§ EXERCISE OBJECTIVE
Please copy word for word the stretch of the listing below, from the line containing "- line-count-badge: 80: [344, 445, 363, 459]" through the line containing "[325, 0, 340, 426]".

——

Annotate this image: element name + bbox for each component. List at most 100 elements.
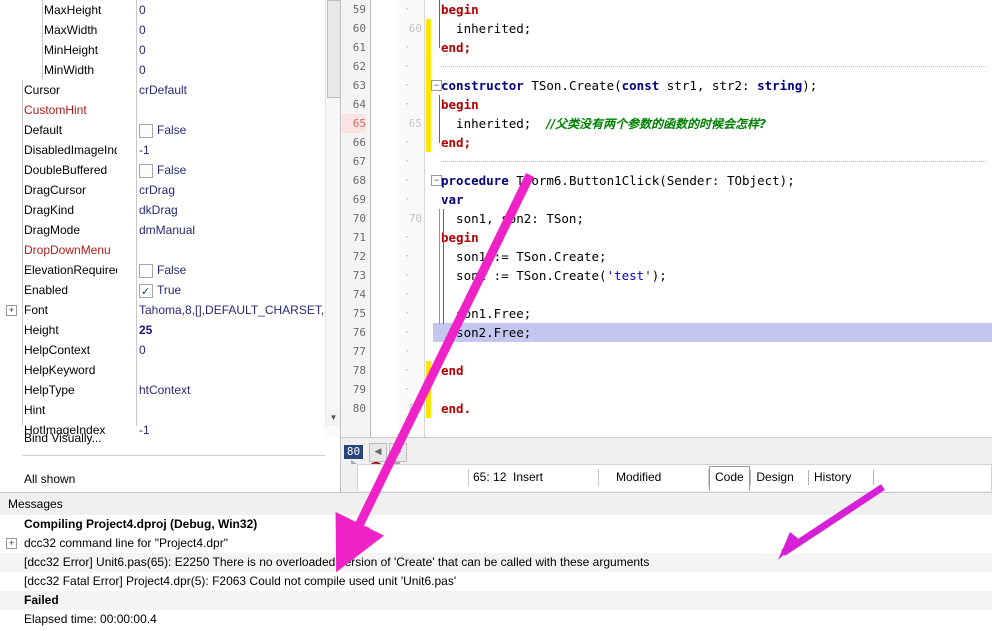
- line-count-badge: 80: [344, 445, 363, 459]
- property-value[interactable]: dkDrag: [139, 200, 323, 220]
- property-row[interactable]: Enabled ✓ True: [0, 280, 325, 300]
- code-line[interactable]: [433, 380, 992, 399]
- gutter-dot-icon: ·: [403, 194, 411, 205]
- line-number: 66: [352, 136, 366, 149]
- property-row[interactable]: HelpContext 0: [0, 340, 325, 360]
- property-value[interactable]: 25: [139, 320, 323, 340]
- code-line[interactable]: begin: [433, 228, 992, 247]
- property-row[interactable]: DisabledImageInd -1: [0, 140, 325, 160]
- line-number: 72: [352, 250, 366, 263]
- code-line[interactable]: end.: [433, 399, 992, 418]
- nav-back-icon[interactable]: ◀: [369, 443, 387, 462]
- code-line[interactable]: [433, 152, 992, 171]
- message-row[interactable]: + dcc32 command line for "Project4.dpr": [0, 534, 992, 553]
- nav-forward-icon[interactable]: ▶: [389, 443, 407, 462]
- checkbox[interactable]: [139, 264, 153, 278]
- message-row[interactable]: Failed: [0, 591, 992, 610]
- property-value[interactable]: 0: [139, 60, 323, 80]
- property-row[interactable]: Height 25: [0, 320, 325, 340]
- object-inspector-scrollbar[interactable]: ▼: [325, 0, 340, 426]
- checkbox[interactable]: [139, 164, 153, 178]
- code-line[interactable]: − procedure TForm6.Button1Click(Sender: T…: [431, 171, 992, 190]
- object-inspector-grid[interactable]: MaxHeight 0 MaxWidth 0 MinHeight 0 MinWidth 0 Cu…: [0, 0, 325, 437]
- property-row[interactable]: MaxWidth 0: [0, 20, 325, 40]
- property-row[interactable]: Default False: [0, 120, 325, 140]
- object-inspector[interactable]: MaxHeight 0 MaxWidth 0 MinHeight 0 MinWidth 0 Cu…: [0, 0, 340, 492]
- property-value[interactable]: dmManual: [139, 220, 323, 240]
- property-value[interactable]: Tahoma,8,[],DEFAULT_CHARSET,clW: [139, 300, 323, 320]
- property-row[interactable]: DoubleBuffered False: [0, 160, 325, 180]
- bind-visually-link[interactable]: Bind Visually...: [24, 428, 324, 448]
- editor-view-tabs[interactable]: Code Design History: [691, 465, 991, 491]
- property-row[interactable]: CustomHint: [0, 100, 325, 120]
- property-value[interactable]: [139, 400, 323, 420]
- scrollbar-thumb[interactable]: [327, 0, 340, 98]
- code-editor[interactable]: 59 60 61 62 63 64 65 66 67 68 69 70 71 72 73 74 75 76 77 78…: [341, 0, 992, 437]
- property-value[interactable]: htContext: [139, 380, 323, 400]
- property-value[interactable]: [139, 240, 323, 260]
- code-line[interactable]: end: [433, 361, 992, 380]
- code-line[interactable]: son1.Free;: [433, 304, 992, 323]
- messages-panel[interactable]: Messages Compiling Project4.dproj (Debug…: [0, 492, 992, 631]
- tab-code[interactable]: Code: [709, 466, 750, 491]
- grid-line: [136, 0, 137, 426]
- code-line[interactable]: end;: [433, 133, 992, 152]
- line-number: 75: [352, 307, 366, 320]
- property-value[interactable]: 0: [139, 0, 323, 20]
- scroll-down-icon[interactable]: ▼: [327, 410, 340, 426]
- property-row[interactable]: + Font Tahoma,8,[],DEFAULT_CHARSET,clW: [0, 300, 325, 320]
- property-row[interactable]: Cursor crDefault: [0, 80, 325, 100]
- property-value[interactable]: 0: [139, 20, 323, 40]
- property-row[interactable]: DragKind dkDrag: [0, 200, 325, 220]
- property-row[interactable]: DropDownMenu: [0, 240, 325, 260]
- code-line[interactable]: [433, 342, 992, 361]
- code-line[interactable]: inherited; //父类没有两个参数的函数的时候会怎样?: [433, 114, 992, 133]
- message-row[interactable]: Elapsed time: 00:00:00.4: [0, 610, 992, 629]
- property-value[interactable]: [139, 100, 323, 120]
- property-row[interactable]: MaxHeight 0: [0, 0, 325, 20]
- checkbox[interactable]: [139, 124, 153, 138]
- tab-design[interactable]: Design: [751, 467, 798, 489]
- property-row[interactable]: ElevationRequired False: [0, 260, 325, 280]
- property-value[interactable]: 0: [139, 40, 323, 60]
- code-line[interactable]: inherited;: [433, 19, 992, 38]
- insert-mode-status[interactable]: Insert: [503, 465, 613, 490]
- code-token: begin: [441, 97, 479, 112]
- property-value[interactable]: crDefault: [139, 80, 323, 100]
- code-line[interactable]: son1, son2: TSon;: [433, 209, 992, 228]
- message-row[interactable]: Compiling Project4.dproj (Debug, Win32): [0, 515, 992, 534]
- code-line[interactable]: son2.Free;: [433, 323, 992, 342]
- code-line[interactable]: [433, 57, 992, 76]
- expand-icon[interactable]: +: [6, 538, 17, 549]
- gutter-dot-icon: ·: [403, 156, 411, 167]
- code-line[interactable]: [433, 285, 992, 304]
- property-row[interactable]: MinHeight 0: [0, 40, 325, 60]
- message-row[interactable]: [dcc32 Error] Unit6.pas(65): E2250 There…: [0, 553, 992, 572]
- code-line[interactable]: begin: [433, 95, 992, 114]
- property-name: Cursor: [24, 83, 61, 97]
- property-row[interactable]: HelpType htContext: [0, 380, 325, 400]
- property-row[interactable]: DragMode dmManual: [0, 220, 325, 240]
- property-row[interactable]: MinWidth 0: [0, 60, 325, 80]
- message-text: [dcc32 Error] Unit6.pas(65): E2250 There…: [24, 555, 650, 569]
- checkbox[interactable]: ✓: [139, 284, 153, 298]
- property-row[interactable]: DragCursor crDrag: [0, 180, 325, 200]
- bookmark-gutter[interactable]: [371, 0, 418, 437]
- expand-icon[interactable]: +: [6, 305, 17, 316]
- code-line[interactable]: son1 := TSon.Create;: [433, 247, 992, 266]
- code-text-area[interactable]: begin inherited; end; − constructor TSon.Cr…: [431, 0, 992, 437]
- messages-list[interactable]: Compiling Project4.dproj (Debug, Win32) +…: [0, 515, 992, 631]
- property-value[interactable]: crDrag: [139, 180, 323, 200]
- code-line[interactable]: begin: [433, 0, 992, 19]
- code-line[interactable]: end;: [433, 38, 992, 57]
- property-value[interactable]: 0: [139, 340, 323, 360]
- property-value[interactable]: [139, 360, 323, 380]
- property-row[interactable]: Hint: [0, 400, 325, 420]
- property-value[interactable]: -1: [139, 140, 323, 160]
- code-line[interactable]: son2 := TSon.Create('test');: [433, 266, 992, 285]
- code-line[interactable]: − constructor TSon.Create(const str1, str…: [431, 76, 992, 95]
- property-row[interactable]: HelpKeyword: [0, 360, 325, 380]
- tab-history[interactable]: History: [809, 467, 856, 489]
- code-line[interactable]: var: [433, 190, 992, 209]
- message-row[interactable]: [dcc32 Fatal Error] Project4.dpr(5): F20…: [0, 572, 992, 591]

——

§ WRITTEN RESPONSE
- line-count-badge: 80: [344, 445, 363, 459]
- property-value[interactable]: dkDrag: [139, 200, 323, 220]
- property-row[interactable]: Enabled ✓ True: [0, 280, 325, 300]
- code-line[interactable]: [433, 380, 992, 399]
- gutter-dot-icon: ·: [403, 194, 411, 205]
- line-number: 66: [352, 136, 366, 149]
- property-row[interactable]: HelpContext 0: [0, 340, 325, 360]
- property-value[interactable]: 25: [139, 320, 323, 340]
- code-line[interactable]: begin: [433, 228, 992, 247]
- property-row[interactable]: DisabledImageInd -1: [0, 140, 325, 160]
- line-number: 72: [352, 250, 366, 263]
- code-line[interactable]: end.: [433, 399, 992, 418]
- nav-back-icon[interactable]: ◀: [369, 443, 387, 462]
- code-line[interactable]: [433, 152, 992, 171]
- message-row[interactable]: + dcc32 command line for "Project4.dpr": [0, 534, 992, 553]
- nav-forward-icon[interactable]: ▶: [389, 443, 407, 462]
- checkbox[interactable]: [139, 264, 153, 278]
- message-row[interactable]: Failed: [0, 591, 992, 610]
- property-value[interactable]: 0: [139, 60, 323, 80]
- property-row[interactable]: Height 25: [0, 320, 325, 340]
- object-inspector-scrollbar[interactable]: ▼: [325, 0, 340, 426]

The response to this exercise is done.